Source records
● ● ●

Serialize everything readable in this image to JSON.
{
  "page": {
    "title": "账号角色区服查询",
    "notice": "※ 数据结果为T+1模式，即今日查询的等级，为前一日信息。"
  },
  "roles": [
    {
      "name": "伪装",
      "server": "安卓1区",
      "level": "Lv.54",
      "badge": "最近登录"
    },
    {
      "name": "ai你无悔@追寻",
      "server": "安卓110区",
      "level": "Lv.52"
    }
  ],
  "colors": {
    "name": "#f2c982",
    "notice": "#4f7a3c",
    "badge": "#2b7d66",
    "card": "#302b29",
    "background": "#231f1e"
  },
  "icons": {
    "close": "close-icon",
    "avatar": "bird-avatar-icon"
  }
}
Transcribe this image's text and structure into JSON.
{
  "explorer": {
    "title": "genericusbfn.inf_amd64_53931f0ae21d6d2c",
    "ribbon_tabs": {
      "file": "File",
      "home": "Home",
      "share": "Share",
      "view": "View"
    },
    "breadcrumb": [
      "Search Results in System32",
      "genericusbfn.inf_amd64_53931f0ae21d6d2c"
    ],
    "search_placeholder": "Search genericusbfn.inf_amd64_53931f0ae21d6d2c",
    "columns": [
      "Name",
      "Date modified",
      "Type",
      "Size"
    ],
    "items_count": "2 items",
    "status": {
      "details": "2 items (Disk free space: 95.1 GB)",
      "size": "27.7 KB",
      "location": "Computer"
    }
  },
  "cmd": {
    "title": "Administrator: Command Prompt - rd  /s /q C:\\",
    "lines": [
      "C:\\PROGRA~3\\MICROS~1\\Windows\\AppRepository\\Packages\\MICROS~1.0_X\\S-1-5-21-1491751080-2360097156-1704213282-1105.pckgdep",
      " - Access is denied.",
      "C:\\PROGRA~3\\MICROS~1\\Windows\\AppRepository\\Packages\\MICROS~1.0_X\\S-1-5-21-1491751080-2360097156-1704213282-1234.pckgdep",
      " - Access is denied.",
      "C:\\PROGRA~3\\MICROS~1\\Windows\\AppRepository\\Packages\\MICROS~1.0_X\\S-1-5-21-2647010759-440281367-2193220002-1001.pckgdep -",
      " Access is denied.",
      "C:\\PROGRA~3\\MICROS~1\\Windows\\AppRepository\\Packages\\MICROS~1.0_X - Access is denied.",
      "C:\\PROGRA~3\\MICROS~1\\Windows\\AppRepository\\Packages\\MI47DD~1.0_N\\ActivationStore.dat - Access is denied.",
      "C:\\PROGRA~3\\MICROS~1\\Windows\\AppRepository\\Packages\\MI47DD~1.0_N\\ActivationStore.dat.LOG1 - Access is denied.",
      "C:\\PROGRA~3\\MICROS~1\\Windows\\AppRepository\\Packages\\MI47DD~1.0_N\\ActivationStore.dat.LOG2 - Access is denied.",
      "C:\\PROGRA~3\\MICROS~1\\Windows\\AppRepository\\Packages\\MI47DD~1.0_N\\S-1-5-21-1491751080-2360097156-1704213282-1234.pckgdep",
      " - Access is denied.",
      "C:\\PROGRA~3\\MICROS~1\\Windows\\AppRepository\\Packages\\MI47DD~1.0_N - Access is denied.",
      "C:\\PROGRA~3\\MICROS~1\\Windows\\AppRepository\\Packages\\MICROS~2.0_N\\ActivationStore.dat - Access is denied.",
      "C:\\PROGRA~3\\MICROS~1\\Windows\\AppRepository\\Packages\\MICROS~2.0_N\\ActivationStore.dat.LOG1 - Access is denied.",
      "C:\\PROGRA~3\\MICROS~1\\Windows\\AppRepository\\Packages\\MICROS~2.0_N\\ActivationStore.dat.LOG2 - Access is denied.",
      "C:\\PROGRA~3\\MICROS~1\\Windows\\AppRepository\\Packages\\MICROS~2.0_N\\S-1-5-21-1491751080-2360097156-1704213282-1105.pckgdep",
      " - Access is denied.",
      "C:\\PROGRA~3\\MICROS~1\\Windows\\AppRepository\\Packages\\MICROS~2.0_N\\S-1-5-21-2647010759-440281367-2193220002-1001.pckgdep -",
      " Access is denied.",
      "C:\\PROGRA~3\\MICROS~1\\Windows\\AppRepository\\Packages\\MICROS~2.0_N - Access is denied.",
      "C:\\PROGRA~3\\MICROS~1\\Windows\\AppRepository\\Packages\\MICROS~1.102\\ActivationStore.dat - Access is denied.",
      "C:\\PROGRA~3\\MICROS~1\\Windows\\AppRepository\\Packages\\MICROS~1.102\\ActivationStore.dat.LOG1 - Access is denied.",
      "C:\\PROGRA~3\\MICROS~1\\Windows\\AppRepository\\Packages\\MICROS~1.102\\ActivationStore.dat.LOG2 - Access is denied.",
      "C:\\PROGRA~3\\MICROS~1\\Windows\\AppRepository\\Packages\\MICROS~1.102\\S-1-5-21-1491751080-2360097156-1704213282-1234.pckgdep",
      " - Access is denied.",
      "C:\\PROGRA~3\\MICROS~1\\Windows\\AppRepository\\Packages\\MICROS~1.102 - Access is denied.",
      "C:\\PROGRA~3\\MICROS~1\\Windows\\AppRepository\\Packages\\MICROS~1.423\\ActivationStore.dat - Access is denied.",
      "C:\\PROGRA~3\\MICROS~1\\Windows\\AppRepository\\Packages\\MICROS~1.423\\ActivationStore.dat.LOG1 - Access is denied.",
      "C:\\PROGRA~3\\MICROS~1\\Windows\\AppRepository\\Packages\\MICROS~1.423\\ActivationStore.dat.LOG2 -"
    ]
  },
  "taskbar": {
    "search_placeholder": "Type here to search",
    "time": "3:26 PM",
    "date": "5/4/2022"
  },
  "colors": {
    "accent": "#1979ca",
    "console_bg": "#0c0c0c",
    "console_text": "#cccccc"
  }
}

● ● ●

Out of the records, collect only those lines that contain the string "JSON".

The answer
Serialize everything readable in this image to JSON.
Transcribe this image's text and structure into JSON.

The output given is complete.